- _Stated goal_: Pick up the passage on the January Barometer strategy's winning and losing patterns after its last sentence and continue it.
━━━━━ Text block ━━━━━
The success rates for the BSE Sensex (54.5%) and Bovespa (45.5%) do not really seem to provide a hedge (although the strategy proved more profitable on the Indian equity index than on the Brazilian one). The most significant information that can be extracted from this analysis is the high failure rate on the Hong Kong’s index (63.6%). In particular, the January Barometer strategy has consistently failed to predict yearly returns on the Hang Seng index for 7 years while it proved successful only in 4 cases.

All in all, the analyses just conducted on the 9 equity indices considered in the study seems to point out that the JB strategy does not to provide any particular hedge for investors. Nevertheless while wrangling data some interesting patterns have emerged. The patterns that have been detected can be grouped in two categories: the winning pattern and the losing pattern.

Winning Pattern

The January Barometer strategy can only yield two mutually exclusive outcomes: it is either profitable or not (there is a chance that the yearly return could eventually be 0% but the associated probability, over 252 trading days, is so low that we have voluntarily excluded it from the scenario analysis). The winning pattern has been extracted by simply running a frequency analysis on the times the JB strategy proved to be profitable. The JB strategy basically states that January’s return should match the yearly one, however, it makes no difference between negative or positive returns. Consequentially, as stated at the beginning of the research, a positive January’s return in a positive year would be counted as a success but a negative January’s return in a negative year would be also counted as a success. The most important thing for the strategy to work is a match between returns. The questions this section is trying to give an answer to are: is there a pattern among success cases? Do success cases have anything in common? Do bullish success cases outnumber bearish ones or vice versa? Before showing the results, it is worth reminding that 11 years worth of data on 9 different asset classes have been filtered implying a total of 99 observations. 52 out of 99 observations fall into the winning pattern category while the remaining 47 are axiomatically assigned into the losing pattern one. The following pie chart attempts to summarize the results obtained from data mining the data associated to the first pattern:

successes: bullish year vs bearish year

The success cases, for the combination January’s positive return in a positive yielding year (green area called BULL), are 34 while the success cases, for the combination January’s negative return in a bearish year (red area called BEAR), are only 18. Clearly, the outcome of this frequency analysis is a consequence of the overall trend in each year but it seems that the JB strategy, when profitable, works best in positive performing years rather than in negative ones (winning pattern). In order to understand why this is the cases we have to proceed and mine the data for failure cases.
━━━━━ Information shown ━━━━━
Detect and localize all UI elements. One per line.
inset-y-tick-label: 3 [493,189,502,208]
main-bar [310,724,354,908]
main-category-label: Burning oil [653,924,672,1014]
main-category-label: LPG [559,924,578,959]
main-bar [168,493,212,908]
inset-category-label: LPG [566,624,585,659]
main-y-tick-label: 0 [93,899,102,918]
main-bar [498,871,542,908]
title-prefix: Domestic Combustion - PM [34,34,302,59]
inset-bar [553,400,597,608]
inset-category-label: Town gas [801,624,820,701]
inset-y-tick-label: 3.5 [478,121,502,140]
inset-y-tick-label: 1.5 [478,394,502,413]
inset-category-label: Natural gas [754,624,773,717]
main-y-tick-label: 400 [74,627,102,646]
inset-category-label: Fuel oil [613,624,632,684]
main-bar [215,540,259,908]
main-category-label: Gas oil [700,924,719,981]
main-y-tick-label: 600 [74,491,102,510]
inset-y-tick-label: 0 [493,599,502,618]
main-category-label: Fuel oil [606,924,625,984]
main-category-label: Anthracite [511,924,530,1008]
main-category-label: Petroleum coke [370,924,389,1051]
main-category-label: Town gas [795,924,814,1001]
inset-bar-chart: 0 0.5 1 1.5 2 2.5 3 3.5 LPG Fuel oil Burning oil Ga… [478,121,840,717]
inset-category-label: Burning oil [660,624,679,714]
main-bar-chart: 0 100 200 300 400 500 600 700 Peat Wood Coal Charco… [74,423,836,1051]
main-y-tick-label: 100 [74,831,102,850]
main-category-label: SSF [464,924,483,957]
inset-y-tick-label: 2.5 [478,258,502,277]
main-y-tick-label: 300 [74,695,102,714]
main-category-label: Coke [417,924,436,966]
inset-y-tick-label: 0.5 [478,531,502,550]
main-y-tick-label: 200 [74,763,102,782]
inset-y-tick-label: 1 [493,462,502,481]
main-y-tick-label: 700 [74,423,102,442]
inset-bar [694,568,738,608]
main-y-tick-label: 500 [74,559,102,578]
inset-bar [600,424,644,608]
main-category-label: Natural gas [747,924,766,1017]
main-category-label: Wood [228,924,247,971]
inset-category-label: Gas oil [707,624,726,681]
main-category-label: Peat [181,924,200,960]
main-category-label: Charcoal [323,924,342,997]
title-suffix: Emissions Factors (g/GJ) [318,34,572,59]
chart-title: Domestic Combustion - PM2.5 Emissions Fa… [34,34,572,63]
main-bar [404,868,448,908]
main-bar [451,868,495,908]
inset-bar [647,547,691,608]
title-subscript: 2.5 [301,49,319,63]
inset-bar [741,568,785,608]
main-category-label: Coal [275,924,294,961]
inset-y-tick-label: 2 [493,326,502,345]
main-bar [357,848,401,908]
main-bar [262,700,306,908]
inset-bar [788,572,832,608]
━━━━━
- _Task output_:
Losing Pattern

In the previous section it has been observed that, numerically speaking, the majority of success cases happened during the combination January’s positive return in a positive yielding year. It has also been stated that the JB strategy “works best in positive performing years rather than in negative ones”. However, in order to understand why this is case, the present section will analyze all failure cases. If the JB strategy did not work, it axiomatically implies that January’s return did not match the sign of the yearly one. Consequentially, there are only two scenarios to consider when analyzing failure cases: the return in January was positive but the yearly one turned out to be negative or the year started by yielding a negative return in January but it ended with a positive performance. The next pie chart plots all the failure cases and groups them into two categories: BEAR TO BULL (negative return in January but positive on a yearly basis) and BULL TO BEAR (positive return in January but negative on a yearly basis):

failures: bear to bull years vs bull to bear years

The above reported chart is evidently displaying that, among failures, there is a very frequent pattern: the vast majority of failures in the JB strategy are due to years starting out with a negative return but that subsequently yield a positive one (losing pattern). Numerically speaking, the BEAR TO BULL cases counted 39 observations while the BULL TO BEAR ones are only 8.


  • The January Barometer strategy does not seem to provide consistent profits at least for the considered asset classes and the selected time frame
  • The January Barometer strategy successfully predicted yearly returns in 52 cases (52.5% of the total observations)
  • 34 of the 52 success cases come from the combination January’s positive return in a positive yielding year while only 18 come from the combination January’s negative return in a negative yielding year
  • The January Barometer strategy failed to predict yearly returns in 47 cases (47.5% of the total observations)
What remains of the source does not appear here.